→ **Document segment**
┏━━

- Venue: Beijing National Stadium
- Dates: 8 September
- Competitors: 8 from 7 nations
- Winning distance: 3.73

Medalists
- 1st place, gold medalist(s):  / Christine Wolf / Australia
- 2nd place, silver medalist(s):  / Annette Roozen / Netherlands
- 3rd place, bronze medalist(s):  / Ewa Zielinska / Poland

= Athletics at the 2008 Summer Paralympics – Women's long jump F42 =

The women's long jump F42 event at the 2008 Summer Paralympics took place at the Beijing National Stadium at 18:00 on 8 September.
There was a single round of competition, and as there were only 8 competitors they each had 6 jumps.

┗━━

→ **Tasks and exercises**
a - In the Paralympic long jump article, at what time did the event begin?
b - Reproduce part of the Paralympic long jump article without any changes: begin at the words "The women's long" and stop after "had 6 jumps.".

→ **Extracted information**
┏━━

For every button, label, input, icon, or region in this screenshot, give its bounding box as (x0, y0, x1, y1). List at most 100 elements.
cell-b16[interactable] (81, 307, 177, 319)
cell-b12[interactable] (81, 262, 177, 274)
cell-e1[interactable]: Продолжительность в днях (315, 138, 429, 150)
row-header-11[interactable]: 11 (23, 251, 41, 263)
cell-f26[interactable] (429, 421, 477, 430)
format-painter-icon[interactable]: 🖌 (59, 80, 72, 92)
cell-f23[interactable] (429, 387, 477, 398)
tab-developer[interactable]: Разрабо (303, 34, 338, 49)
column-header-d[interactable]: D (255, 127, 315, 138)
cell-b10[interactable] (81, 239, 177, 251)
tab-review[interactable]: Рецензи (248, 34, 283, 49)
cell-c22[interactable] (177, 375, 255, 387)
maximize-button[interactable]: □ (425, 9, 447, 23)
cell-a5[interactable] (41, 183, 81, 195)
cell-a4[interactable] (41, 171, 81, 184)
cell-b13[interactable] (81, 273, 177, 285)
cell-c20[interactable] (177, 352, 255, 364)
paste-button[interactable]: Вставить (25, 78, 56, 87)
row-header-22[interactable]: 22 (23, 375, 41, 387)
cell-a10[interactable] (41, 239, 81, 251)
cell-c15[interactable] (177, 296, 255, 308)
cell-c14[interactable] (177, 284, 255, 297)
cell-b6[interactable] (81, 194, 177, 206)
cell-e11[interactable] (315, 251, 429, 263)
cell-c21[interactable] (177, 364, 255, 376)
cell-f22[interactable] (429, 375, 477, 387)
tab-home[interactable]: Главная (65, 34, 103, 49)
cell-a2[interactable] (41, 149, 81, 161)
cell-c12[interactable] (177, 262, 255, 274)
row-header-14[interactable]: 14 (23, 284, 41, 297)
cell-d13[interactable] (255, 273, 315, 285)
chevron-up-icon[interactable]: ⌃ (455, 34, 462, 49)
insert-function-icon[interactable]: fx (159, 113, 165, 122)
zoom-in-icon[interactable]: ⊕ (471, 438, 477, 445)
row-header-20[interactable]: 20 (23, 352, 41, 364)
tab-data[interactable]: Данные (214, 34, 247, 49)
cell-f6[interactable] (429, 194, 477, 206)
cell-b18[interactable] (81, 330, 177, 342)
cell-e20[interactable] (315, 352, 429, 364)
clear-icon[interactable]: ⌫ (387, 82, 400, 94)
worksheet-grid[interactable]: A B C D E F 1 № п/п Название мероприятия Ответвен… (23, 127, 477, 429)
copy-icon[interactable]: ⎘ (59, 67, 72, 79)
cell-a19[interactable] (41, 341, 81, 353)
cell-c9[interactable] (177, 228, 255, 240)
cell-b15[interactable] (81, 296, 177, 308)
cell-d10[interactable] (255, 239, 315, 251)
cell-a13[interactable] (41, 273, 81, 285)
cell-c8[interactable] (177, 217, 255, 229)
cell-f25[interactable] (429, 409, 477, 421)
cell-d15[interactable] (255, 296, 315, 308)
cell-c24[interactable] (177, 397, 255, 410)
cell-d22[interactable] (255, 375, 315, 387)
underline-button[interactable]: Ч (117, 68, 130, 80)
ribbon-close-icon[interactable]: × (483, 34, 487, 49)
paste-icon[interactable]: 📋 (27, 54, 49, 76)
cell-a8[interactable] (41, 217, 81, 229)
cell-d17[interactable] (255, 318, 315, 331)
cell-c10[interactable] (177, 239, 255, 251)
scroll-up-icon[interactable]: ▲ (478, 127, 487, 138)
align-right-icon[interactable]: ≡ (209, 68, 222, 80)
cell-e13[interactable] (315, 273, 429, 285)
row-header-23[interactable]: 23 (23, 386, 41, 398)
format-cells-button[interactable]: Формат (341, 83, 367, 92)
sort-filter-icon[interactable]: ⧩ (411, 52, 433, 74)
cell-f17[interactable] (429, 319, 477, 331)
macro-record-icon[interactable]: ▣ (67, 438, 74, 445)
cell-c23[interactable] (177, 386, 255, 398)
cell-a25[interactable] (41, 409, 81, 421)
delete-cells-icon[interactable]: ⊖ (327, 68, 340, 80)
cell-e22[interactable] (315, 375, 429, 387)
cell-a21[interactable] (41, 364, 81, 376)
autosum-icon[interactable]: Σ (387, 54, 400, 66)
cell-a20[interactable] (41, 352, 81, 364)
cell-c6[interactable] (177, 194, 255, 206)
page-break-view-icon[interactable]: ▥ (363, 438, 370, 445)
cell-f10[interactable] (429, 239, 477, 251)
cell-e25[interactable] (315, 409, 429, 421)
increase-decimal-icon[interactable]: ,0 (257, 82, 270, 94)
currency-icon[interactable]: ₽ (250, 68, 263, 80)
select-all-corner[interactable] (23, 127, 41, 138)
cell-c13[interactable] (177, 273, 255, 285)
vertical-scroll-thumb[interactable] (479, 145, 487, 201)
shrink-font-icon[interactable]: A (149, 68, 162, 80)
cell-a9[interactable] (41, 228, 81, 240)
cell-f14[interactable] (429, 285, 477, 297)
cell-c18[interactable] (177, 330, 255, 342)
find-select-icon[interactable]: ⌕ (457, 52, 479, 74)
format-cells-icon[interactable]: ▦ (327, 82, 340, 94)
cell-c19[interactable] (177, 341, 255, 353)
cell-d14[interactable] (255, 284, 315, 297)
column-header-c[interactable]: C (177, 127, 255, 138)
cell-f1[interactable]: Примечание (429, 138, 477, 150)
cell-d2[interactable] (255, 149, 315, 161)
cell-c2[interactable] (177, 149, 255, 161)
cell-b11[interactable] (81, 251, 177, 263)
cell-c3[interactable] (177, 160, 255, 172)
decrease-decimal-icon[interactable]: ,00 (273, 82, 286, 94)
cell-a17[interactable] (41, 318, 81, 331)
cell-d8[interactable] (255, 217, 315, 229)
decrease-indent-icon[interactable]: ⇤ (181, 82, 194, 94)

┗━━

→ **Solutions to each task**
a - 18:00

b -
The women's long jump F42 event at the 2008 Summer Paralympics took place at the Beijing National Stadium at 18:00 on 8 September.
There was a single round of competition, and as there were only 8 competitors they each had 6 jumps.